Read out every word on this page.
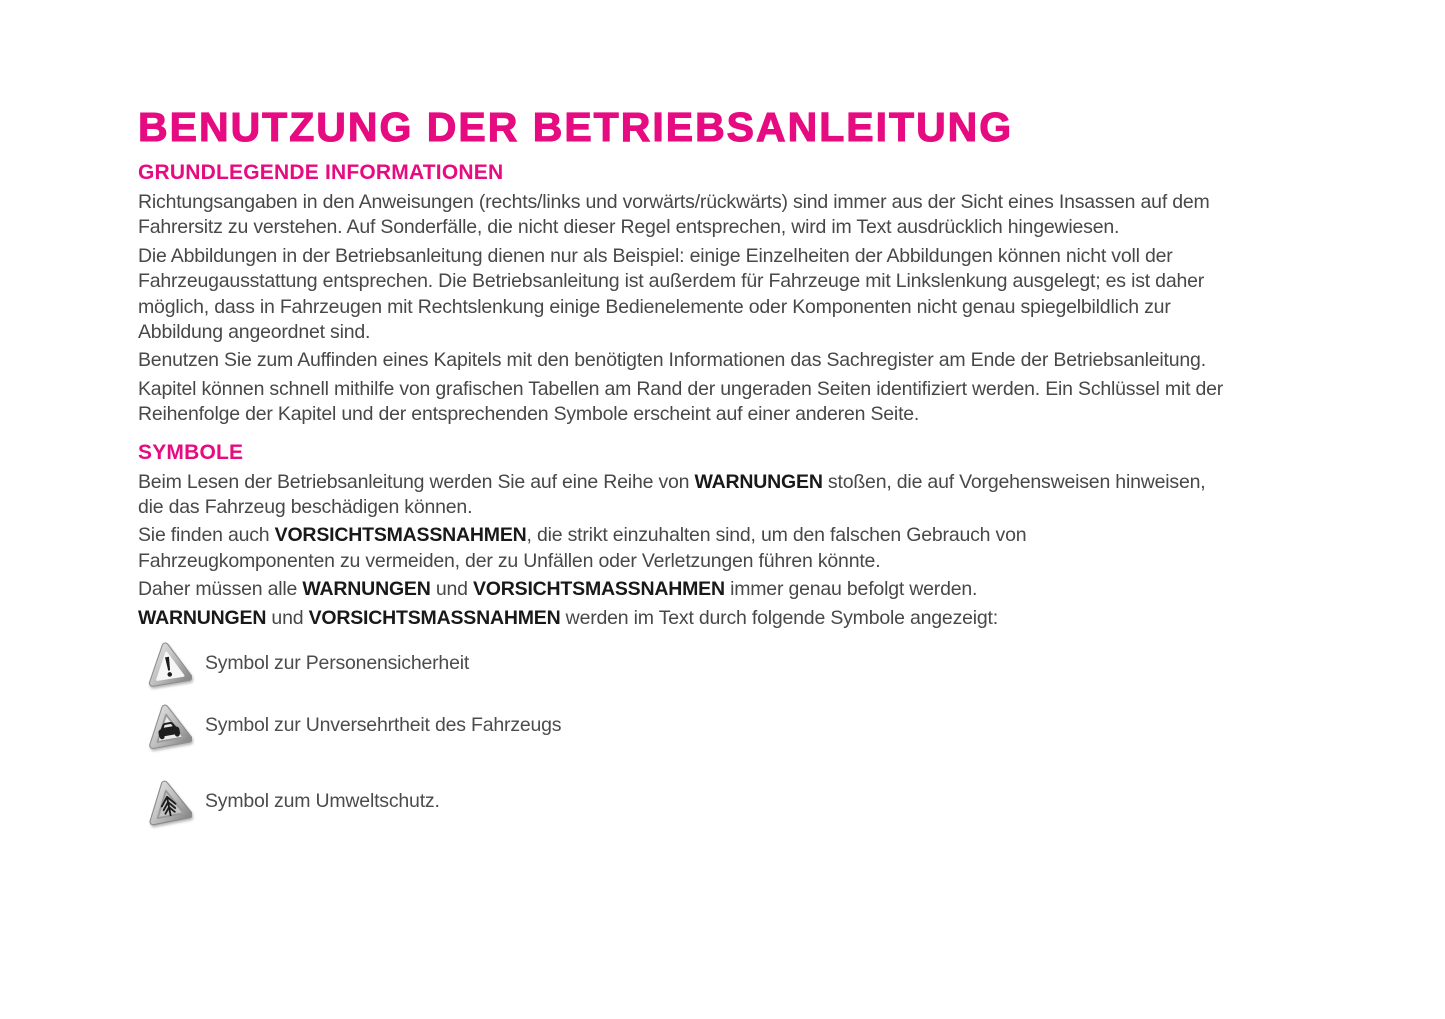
BENUTZUNG DER BETRIEBSANLEITUNG
GRUNDLEGENDE INFORMATIONEN

Richtungsangaben in den Anweisungen (rechts/links und vorwärts/rückwärts) sind immer aus der Sicht eines Insassen auf dem
Fahrersitz zu verstehen. Auf Sonderfälle, die nicht dieser Regel entsprechen, wird im Text ausdrücklich hingewiesen.

Die Abbildungen in der Betriebsanleitung dienen nur als Beispiel: einige Einzelheiten der Abbildungen können nicht voll der
Fahrzeugausstattung entsprechen. Die Betriebsanleitung ist außerdem für Fahrzeuge mit Linkslenkung ausgelegt; es ist daher
möglich, dass in Fahrzeugen mit Rechtslenkung einige Bedienelemente oder Komponenten nicht genau spiegelbildlich zur
Abbildung angeordnet sind.

Benutzen Sie zum Auffinden eines Kapitels mit den benötigten Informationen das Sachregister am Ende der Betriebsanleitung.

Kapitel können schnell mithilfe von grafischen Tabellen am Rand der ungeraden Seiten identifiziert werden. Ein Schlüssel mit der
Reihenfolge der Kapitel und der entsprechenden Symbole erscheint auf einer anderen Seite.

SYMBOLE

Beim Lesen der Betriebsanleitung werden Sie auf eine Reihe von WARNUNGEN stoßen, die auf Vorgehensweisen hinweisen,
die das Fahrzeug beschädigen können.

Sie finden auch VORSICHTSMASSNAHMEN, die strikt einzuhalten sind, um den falschen Gebrauch von
Fahrzeugkomponenten zu vermeiden, der zu Unfällen oder Verletzungen führen könnte.

Daher müssen alle WARNUNGEN und VORSICHTSMASSNAHMEN immer genau befolgt werden.

WARNUNGEN und VORSICHTSMASSNAHMEN werden im Text durch folgende Symbole angezeigt:

Symbol zur Personensicherheit
Symbol zur Unversehrtheit des Fahrzeugs
Symbol zum Umweltschutz.
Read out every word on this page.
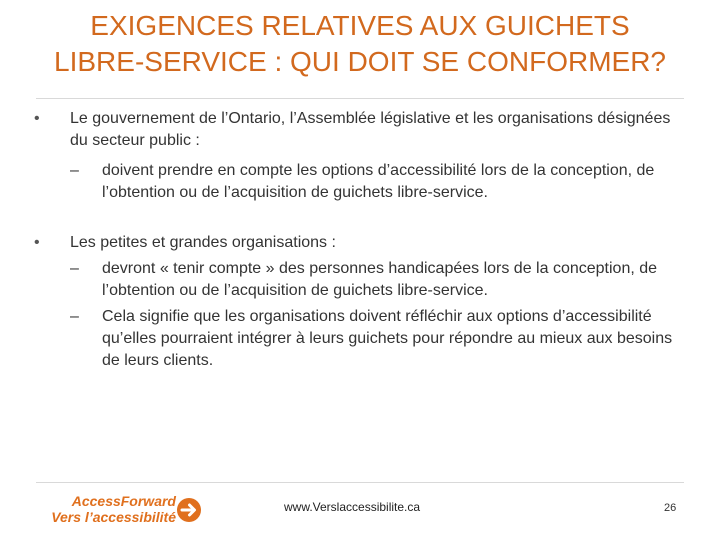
EXIGENCES RELATIVES AUX GUICHETS
LIBRE-SERVICE : QUI DOIT SE CONFORMER?
• Le gouvernement de l’Ontario, l’Assemblée législative et les organisations désignées du secteur public :
– doivent prendre en compte les options d’accessibilité lors de la conception, de l’obtention ou de l’acquisition de guichets libre-service.
• Les petites et grandes organisations :
– devront « tenir compte » des personnes handicapées lors de la conception, de l’obtention ou de l’acquisition de guichets libre-service.
– Cela signifie que les organisations doivent réfléchir aux options d’accessibilité qu’elles pourraient intégrer à leurs guichets pour répondre au mieux aux besoins de leurs clients.
AccessForward
Vers l’accessibilité
www.Verslaccessibilite.ca	26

▸ **THE PROBLEM**:
Pick out lines containing the word "WARNUNGEN", each one as written.

▸ **WRITTEN SOLUTION**:
Beim Lesen der Betriebsanleitung werden Sie auf eine Reihe von WARNUNGEN stoßen, die auf Vorgehensweisen hinweisen,
Daher müssen alle WARNUNGEN und VORSICHTSMASSNAHMEN immer genau befolgt werden.
WARNUNGEN und VORSICHTSMASSNAHMEN werden im Text durch folgende Symbole angezeigt:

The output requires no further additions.